Written task A:
In the passage on Sheridan, which order did he directly refuse to obey?
◇ ◇ ◇
In other circumstances, Sheridan would have made an excellent slave driver on a plantation. However, that's not the issue. He was insubordinate (viz. his direct refusal to obey Grant's order to consolidate with Sherman); he was late at Spotsylvania when reconnaissance and screening were not issues at all; he got steamed about criticism and Grant made his careless remark that sent Sheridan off to Yellow Tavern and the accidental killing of JEB Stuart before scuttling to Ben Butler, a la Kilpatrick; he was caught napping in the Valley before managing to turn things around against a seriously depleted foe.
Actually that last shows a better side of him; he was more at home with a combined force of infantry, cavalry and artillery - a role in which he was infinitely more useful at Petersburg than he was/would have been as a cavalry commander (under Grant or under Sherman in the Carolinas).
◇ ◇ ◇
Written task B:
In the entries, copy word for word the lines between the line holding "Text: - Financial" and the line holding "Text: - Cross", both lines included.
◇ ◇ ◇
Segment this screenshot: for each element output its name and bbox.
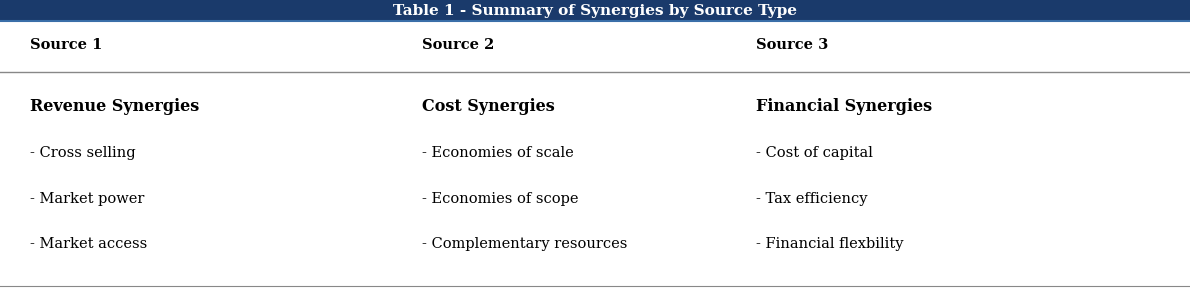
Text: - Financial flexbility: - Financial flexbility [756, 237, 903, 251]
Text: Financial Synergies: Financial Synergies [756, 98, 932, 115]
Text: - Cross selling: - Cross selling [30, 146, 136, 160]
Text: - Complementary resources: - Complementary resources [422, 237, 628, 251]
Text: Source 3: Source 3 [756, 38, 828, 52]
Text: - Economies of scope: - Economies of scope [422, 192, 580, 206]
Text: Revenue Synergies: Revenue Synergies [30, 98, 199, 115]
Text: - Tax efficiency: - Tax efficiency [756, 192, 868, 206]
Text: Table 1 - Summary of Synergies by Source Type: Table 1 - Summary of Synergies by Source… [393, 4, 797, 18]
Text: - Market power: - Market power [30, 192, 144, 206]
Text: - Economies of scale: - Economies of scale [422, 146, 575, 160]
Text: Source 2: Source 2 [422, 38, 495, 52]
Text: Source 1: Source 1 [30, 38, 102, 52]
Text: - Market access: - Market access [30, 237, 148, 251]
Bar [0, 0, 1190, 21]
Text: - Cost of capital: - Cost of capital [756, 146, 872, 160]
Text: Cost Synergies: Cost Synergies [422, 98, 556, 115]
◇ ◇ ◇
Full response A:
Grant's order to consolidate with Sherman.

Full response B:
Text: - Financial flexbility: - Financial flexbility [756, 237, 903, 251]
Text: Financial Synergies: Financial Synergies [756, 98, 932, 115]
Text: - Cross selling: - Cross selling [30, 146, 136, 160]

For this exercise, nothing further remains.